Krasnowolski's paintings are dominated by peaceful landscapes with blue-and-rusty striped cottages, portraits of young girls in regional costumes (most often it was his wife who did the modelling), and children – especially his own sons. Beginning in 1903 he regularly participated in exhibitions by Kraków's Towarzystwo Przyjaciół Sztuk Pięknych and Warsaw's Zacheta, Poznań, Lvov (Lviv), and abroad: in Prague, Vienna, Munich, Budapest, Kiev, and Dresden.

━━━━

* [What to produce]: Please continue the passage on Krasnowolski's paintings, starting right after its last sentence.

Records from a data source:
━━━━

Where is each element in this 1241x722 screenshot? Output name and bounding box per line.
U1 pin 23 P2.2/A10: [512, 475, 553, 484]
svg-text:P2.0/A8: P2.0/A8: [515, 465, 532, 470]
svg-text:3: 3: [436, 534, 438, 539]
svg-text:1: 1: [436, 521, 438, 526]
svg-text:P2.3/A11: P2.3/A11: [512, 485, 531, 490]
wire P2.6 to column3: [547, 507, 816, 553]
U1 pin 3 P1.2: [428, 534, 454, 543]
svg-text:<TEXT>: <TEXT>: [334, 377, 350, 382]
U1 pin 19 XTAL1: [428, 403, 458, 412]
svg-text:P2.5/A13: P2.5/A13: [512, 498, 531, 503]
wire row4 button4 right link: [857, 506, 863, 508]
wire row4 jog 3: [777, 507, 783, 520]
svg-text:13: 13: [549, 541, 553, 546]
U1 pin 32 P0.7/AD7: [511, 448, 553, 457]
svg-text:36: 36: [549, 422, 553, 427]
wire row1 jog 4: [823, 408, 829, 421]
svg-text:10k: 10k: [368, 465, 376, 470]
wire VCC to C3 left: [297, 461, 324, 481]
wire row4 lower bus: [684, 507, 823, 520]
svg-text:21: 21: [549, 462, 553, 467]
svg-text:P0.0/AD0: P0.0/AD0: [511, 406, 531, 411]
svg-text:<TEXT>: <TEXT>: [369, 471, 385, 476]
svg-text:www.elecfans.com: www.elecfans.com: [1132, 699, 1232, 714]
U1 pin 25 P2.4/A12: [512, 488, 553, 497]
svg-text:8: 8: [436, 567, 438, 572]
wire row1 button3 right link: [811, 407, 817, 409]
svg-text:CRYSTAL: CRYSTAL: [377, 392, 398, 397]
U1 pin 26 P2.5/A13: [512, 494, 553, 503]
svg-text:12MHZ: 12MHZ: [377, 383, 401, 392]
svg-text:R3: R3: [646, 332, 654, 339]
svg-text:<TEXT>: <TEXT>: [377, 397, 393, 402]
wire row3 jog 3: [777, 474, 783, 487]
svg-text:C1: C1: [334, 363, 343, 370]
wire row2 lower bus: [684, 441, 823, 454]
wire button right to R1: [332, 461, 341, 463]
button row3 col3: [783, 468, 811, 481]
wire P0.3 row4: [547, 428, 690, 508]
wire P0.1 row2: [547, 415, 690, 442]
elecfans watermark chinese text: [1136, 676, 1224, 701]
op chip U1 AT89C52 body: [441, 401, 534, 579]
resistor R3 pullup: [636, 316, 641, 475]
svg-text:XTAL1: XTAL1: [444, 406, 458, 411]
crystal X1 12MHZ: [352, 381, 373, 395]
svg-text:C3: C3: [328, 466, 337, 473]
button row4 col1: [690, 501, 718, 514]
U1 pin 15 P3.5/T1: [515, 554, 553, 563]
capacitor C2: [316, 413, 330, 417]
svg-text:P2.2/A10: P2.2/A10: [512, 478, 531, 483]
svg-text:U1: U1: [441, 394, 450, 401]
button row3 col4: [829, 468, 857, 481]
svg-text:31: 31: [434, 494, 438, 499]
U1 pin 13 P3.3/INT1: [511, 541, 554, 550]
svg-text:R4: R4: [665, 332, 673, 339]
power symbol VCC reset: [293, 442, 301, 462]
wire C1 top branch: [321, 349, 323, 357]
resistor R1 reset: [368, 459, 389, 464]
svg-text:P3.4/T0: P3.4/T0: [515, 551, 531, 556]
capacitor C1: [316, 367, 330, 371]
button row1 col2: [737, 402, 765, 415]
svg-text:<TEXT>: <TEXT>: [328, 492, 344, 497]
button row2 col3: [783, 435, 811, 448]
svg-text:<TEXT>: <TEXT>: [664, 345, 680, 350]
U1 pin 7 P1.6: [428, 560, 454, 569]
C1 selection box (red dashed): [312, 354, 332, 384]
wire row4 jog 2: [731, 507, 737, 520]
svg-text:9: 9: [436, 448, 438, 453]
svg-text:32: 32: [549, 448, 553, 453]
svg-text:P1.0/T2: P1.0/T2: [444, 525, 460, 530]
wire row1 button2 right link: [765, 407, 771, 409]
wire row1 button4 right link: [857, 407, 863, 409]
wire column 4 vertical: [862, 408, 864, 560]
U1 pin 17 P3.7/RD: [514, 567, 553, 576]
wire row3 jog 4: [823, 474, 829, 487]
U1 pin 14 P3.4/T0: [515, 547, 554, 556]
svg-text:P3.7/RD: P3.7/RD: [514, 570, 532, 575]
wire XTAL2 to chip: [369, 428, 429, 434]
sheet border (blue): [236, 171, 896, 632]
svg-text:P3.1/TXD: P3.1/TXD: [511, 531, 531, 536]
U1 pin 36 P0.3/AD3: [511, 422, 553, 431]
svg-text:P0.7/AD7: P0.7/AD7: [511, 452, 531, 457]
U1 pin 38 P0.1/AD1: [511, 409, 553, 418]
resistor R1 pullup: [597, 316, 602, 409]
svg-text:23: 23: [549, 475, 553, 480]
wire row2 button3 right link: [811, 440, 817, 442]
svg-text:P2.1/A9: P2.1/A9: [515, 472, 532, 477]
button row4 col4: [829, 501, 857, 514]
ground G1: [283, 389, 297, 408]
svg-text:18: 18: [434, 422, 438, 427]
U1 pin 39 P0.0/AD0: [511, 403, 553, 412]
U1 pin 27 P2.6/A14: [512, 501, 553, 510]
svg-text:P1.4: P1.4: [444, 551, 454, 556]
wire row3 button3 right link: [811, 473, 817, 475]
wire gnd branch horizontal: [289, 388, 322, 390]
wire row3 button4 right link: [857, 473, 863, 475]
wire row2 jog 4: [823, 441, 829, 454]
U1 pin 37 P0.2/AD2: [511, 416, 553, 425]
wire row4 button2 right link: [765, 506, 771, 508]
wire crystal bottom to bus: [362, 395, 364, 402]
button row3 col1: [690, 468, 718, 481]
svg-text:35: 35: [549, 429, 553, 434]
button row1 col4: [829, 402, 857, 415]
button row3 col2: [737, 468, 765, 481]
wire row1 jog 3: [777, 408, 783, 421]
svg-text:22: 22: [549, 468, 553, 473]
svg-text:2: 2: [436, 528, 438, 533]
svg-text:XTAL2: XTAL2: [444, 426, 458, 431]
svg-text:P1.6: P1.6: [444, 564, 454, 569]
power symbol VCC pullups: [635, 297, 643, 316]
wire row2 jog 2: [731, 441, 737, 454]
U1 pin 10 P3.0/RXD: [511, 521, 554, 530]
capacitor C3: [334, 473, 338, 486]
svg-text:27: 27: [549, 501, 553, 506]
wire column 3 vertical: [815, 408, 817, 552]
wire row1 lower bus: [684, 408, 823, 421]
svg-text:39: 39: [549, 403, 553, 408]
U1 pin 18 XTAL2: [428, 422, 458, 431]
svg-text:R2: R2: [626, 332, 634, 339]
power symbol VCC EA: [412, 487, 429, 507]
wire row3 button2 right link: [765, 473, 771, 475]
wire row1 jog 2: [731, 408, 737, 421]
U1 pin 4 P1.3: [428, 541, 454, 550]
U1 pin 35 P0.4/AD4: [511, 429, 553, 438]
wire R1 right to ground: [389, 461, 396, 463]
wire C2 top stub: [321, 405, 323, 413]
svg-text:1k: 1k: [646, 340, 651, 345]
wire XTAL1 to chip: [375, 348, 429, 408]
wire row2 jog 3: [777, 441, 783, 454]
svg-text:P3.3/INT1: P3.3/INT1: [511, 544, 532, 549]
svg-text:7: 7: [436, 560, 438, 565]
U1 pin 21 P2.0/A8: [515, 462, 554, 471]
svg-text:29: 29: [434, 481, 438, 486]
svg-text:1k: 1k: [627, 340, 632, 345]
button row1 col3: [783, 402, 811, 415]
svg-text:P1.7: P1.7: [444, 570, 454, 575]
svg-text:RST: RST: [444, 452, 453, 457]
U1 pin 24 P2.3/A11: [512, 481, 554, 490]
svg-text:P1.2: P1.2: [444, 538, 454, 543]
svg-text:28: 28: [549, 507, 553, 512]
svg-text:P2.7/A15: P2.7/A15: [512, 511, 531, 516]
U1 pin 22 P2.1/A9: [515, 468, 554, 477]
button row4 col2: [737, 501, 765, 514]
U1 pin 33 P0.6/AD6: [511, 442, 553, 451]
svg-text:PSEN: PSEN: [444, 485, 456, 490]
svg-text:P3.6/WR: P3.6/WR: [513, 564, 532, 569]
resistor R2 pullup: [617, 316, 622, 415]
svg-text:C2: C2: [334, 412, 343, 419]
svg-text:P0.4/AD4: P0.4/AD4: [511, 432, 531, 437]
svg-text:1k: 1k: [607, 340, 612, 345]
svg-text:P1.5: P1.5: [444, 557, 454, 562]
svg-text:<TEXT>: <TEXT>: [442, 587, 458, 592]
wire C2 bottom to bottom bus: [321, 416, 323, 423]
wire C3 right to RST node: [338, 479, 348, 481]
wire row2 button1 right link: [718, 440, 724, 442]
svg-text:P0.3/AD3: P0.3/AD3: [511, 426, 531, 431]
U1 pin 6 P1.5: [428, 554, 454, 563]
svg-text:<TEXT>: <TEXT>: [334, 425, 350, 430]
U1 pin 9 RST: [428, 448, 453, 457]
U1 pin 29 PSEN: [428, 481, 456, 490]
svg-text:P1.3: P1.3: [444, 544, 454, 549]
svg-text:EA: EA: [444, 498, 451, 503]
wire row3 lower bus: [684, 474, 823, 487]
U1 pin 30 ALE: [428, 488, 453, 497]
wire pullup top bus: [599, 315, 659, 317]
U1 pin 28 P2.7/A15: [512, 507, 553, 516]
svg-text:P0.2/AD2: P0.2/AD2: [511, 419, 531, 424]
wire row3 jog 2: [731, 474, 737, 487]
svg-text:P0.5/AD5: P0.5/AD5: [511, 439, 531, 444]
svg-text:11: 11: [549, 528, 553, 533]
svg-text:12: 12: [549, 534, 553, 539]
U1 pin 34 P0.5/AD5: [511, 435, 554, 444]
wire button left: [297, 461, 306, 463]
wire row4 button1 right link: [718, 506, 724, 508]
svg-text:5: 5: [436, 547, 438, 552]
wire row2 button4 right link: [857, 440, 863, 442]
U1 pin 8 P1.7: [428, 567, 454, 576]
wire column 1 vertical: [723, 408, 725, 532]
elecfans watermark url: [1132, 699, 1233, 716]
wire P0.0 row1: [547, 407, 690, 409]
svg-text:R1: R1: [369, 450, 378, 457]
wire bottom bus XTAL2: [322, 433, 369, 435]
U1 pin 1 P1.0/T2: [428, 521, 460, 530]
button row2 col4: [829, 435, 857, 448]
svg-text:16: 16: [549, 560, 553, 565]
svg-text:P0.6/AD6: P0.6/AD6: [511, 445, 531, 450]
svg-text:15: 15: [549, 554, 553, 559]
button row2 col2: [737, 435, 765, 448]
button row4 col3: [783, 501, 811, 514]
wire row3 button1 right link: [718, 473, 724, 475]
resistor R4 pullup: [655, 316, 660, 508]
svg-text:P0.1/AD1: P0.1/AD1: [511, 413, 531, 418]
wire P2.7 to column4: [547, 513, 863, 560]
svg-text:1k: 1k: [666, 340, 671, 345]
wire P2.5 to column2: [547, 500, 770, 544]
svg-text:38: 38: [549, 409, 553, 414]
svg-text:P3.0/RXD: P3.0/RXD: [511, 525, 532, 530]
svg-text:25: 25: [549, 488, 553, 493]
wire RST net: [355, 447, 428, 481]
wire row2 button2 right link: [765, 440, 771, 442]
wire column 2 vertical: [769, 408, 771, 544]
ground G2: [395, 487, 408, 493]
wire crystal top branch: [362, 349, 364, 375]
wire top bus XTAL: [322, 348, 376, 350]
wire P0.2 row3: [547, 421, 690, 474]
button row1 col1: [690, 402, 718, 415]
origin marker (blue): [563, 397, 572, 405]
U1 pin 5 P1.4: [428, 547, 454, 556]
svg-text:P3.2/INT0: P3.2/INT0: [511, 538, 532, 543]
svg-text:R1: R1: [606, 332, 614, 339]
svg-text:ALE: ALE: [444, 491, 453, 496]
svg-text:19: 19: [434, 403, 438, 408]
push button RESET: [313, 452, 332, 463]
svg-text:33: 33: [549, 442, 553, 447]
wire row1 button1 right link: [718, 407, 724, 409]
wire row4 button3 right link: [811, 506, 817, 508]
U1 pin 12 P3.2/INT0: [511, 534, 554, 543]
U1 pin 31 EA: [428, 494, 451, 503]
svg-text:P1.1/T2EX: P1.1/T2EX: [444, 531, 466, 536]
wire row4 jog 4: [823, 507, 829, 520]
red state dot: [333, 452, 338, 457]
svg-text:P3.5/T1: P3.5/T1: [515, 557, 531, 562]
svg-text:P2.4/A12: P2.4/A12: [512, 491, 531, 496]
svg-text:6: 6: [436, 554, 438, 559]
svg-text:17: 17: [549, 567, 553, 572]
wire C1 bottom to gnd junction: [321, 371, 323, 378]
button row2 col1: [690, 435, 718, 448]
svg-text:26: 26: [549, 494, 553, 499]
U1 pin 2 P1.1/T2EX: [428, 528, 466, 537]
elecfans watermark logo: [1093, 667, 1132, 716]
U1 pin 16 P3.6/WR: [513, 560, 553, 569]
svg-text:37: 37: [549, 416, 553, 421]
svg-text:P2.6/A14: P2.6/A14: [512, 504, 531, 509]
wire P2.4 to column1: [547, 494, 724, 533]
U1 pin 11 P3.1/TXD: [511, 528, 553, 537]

━━━━

* [Your response]:
Highly recognized by the critics and magazines (Tygodnik Ilustrowany, Świat, Sfinks, and Życie i Sztuka), he was most praised for the choice of subject and mood. Especially famous are his Peasant Madonnas in a highly Polish style. His most valued works originated during and after the artist's stay in Paris (1909). This was his time of greatest recognition; he participated in exhibitions with the leading artists of the Młoda Polska (Young Poland) movement, and in 1911 was awarded the highest prize at the 1st Exhibition of Sacred Art in Kraków for his "Heart of Jesus" (today in the altar of the Church in Krzesławice), and a few days later – for the "Four Bathing Boys" (portrait of his sons) in Vienna.